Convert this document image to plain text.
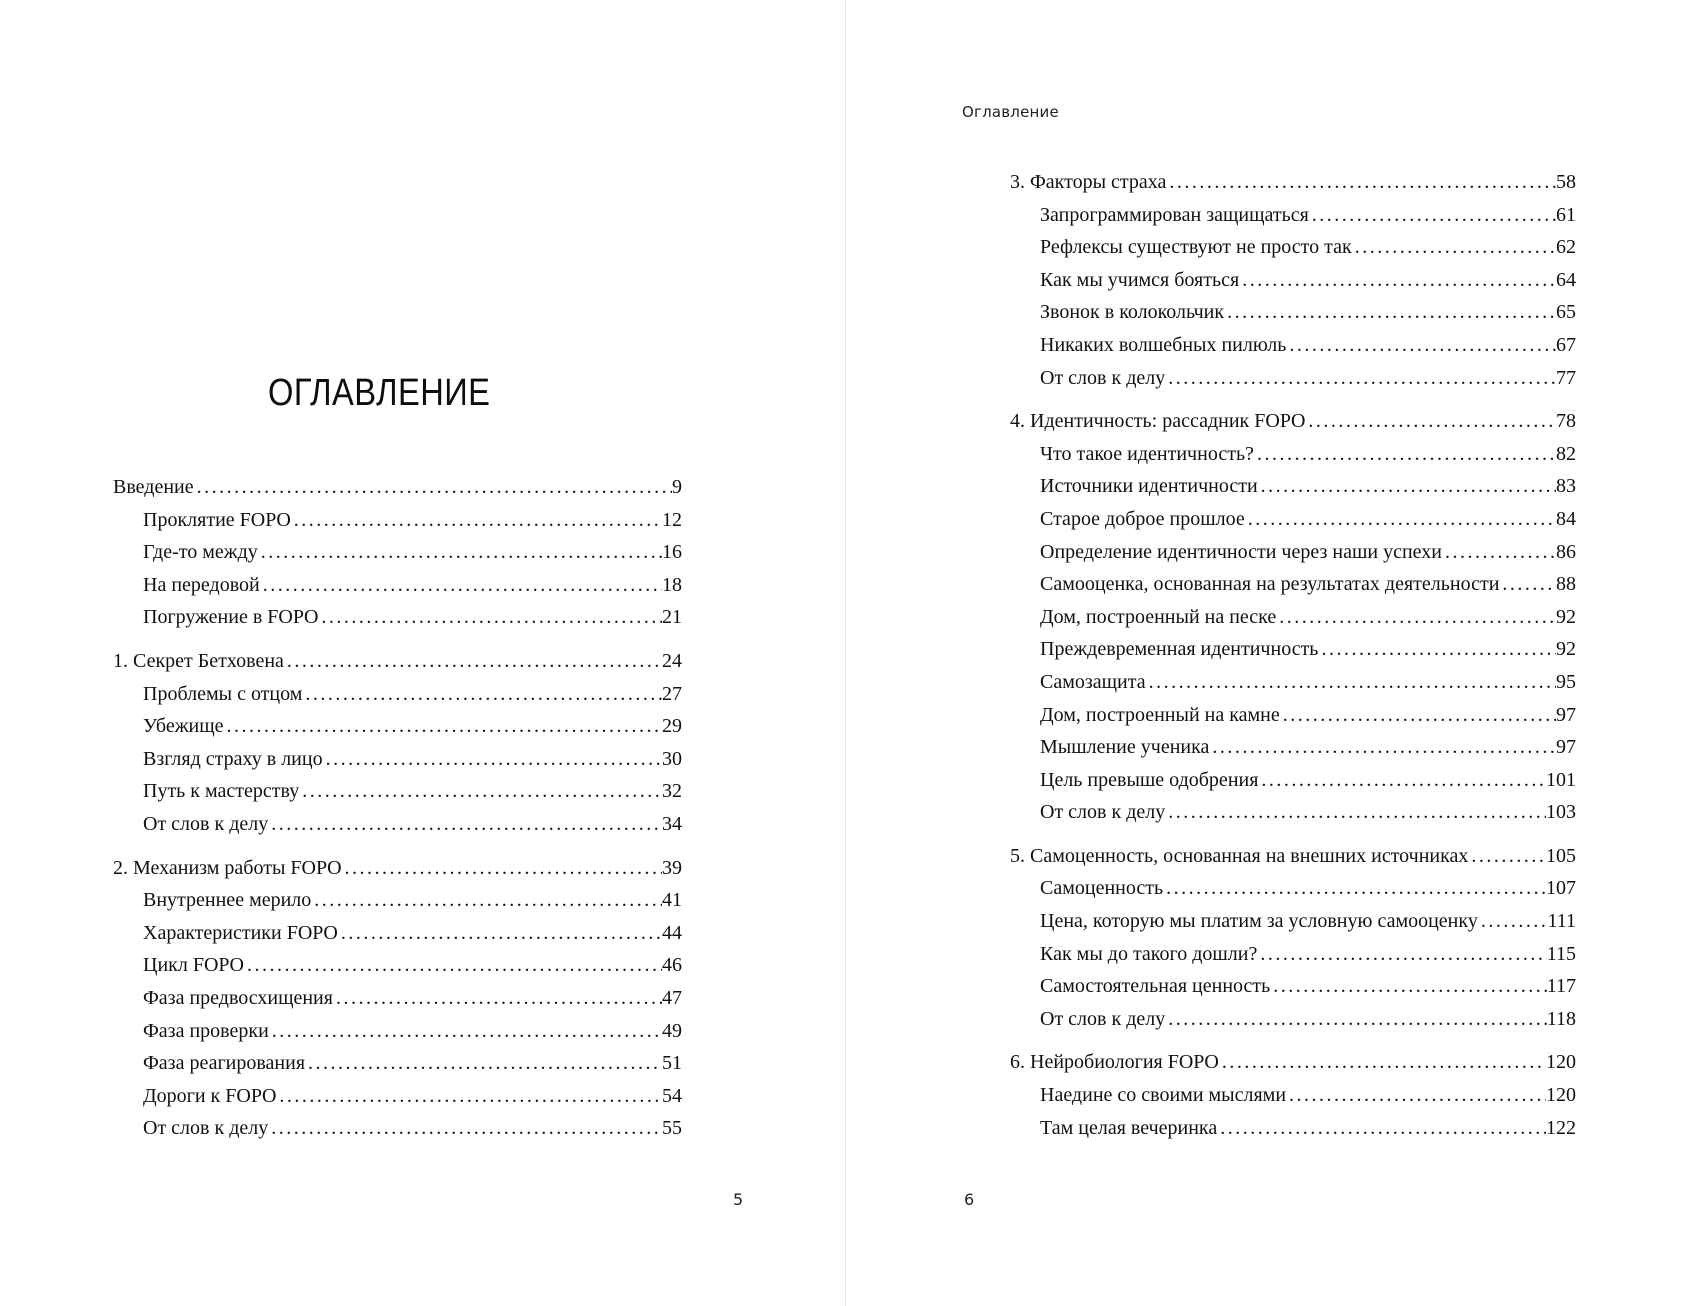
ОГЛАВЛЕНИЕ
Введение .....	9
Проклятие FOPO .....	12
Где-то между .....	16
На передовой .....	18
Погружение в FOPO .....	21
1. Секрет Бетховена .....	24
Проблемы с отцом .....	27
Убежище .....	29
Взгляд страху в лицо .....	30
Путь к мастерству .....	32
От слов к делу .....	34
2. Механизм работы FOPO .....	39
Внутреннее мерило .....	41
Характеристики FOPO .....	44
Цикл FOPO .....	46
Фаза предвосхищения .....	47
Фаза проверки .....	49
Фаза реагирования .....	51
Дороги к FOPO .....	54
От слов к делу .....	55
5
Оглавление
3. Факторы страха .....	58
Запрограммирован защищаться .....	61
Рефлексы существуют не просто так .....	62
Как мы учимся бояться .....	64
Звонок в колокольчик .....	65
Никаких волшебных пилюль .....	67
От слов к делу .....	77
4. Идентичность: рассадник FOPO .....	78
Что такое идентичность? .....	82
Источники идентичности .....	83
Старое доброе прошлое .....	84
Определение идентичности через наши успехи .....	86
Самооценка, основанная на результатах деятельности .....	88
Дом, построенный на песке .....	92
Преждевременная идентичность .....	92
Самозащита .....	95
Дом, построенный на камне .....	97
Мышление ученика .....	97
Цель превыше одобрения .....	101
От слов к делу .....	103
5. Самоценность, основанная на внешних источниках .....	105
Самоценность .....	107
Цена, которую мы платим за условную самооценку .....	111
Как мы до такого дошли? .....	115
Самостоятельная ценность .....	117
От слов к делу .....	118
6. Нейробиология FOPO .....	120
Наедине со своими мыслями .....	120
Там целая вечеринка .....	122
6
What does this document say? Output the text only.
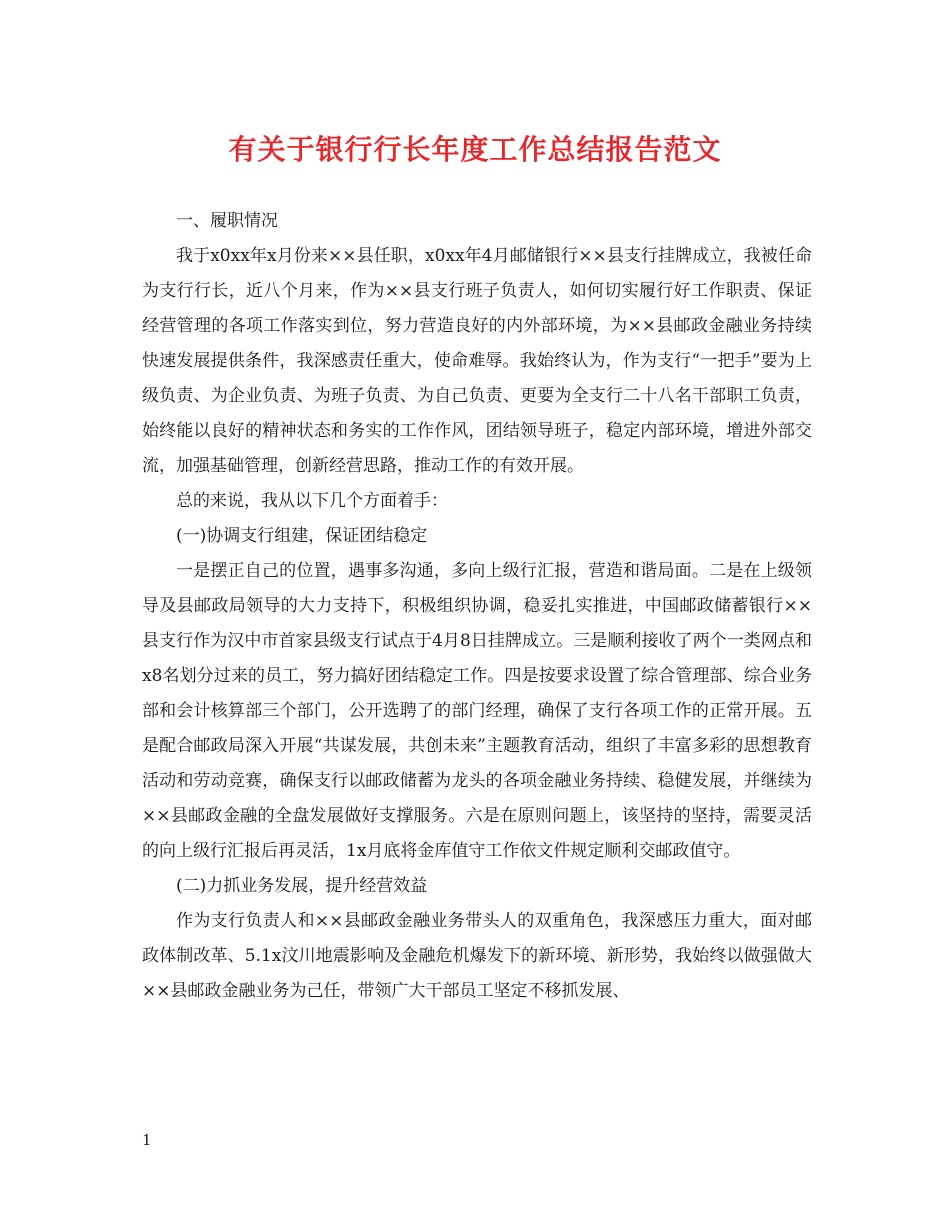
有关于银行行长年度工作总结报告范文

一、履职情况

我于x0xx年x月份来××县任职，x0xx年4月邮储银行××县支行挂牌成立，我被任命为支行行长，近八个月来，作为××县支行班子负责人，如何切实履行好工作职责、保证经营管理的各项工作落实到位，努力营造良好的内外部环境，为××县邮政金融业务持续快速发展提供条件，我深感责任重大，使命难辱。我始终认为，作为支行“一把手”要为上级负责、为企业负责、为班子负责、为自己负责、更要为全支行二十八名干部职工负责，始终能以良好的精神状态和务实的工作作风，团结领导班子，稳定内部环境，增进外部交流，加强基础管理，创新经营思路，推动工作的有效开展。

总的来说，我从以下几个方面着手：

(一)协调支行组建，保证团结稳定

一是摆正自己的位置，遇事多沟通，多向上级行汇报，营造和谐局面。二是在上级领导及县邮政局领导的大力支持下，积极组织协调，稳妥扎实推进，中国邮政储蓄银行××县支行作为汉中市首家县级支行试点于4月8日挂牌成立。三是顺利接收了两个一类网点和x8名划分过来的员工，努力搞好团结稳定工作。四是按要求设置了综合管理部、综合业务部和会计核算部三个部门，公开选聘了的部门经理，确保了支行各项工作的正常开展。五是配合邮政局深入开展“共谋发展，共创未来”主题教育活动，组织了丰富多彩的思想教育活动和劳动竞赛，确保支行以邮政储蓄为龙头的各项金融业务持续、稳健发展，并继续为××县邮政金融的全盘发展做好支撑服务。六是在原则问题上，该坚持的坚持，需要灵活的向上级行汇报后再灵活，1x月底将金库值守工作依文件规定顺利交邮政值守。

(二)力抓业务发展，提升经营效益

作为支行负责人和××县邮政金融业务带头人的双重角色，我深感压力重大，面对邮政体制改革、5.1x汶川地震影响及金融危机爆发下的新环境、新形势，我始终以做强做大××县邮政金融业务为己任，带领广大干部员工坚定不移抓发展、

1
══════
## Task instructions
List all lines above in which the string "основанная" appears.

## Solved problem
Самооценка, основанная на результатах деятельности .....	88
5. Самоценность, основанная на внешних источниках .....	105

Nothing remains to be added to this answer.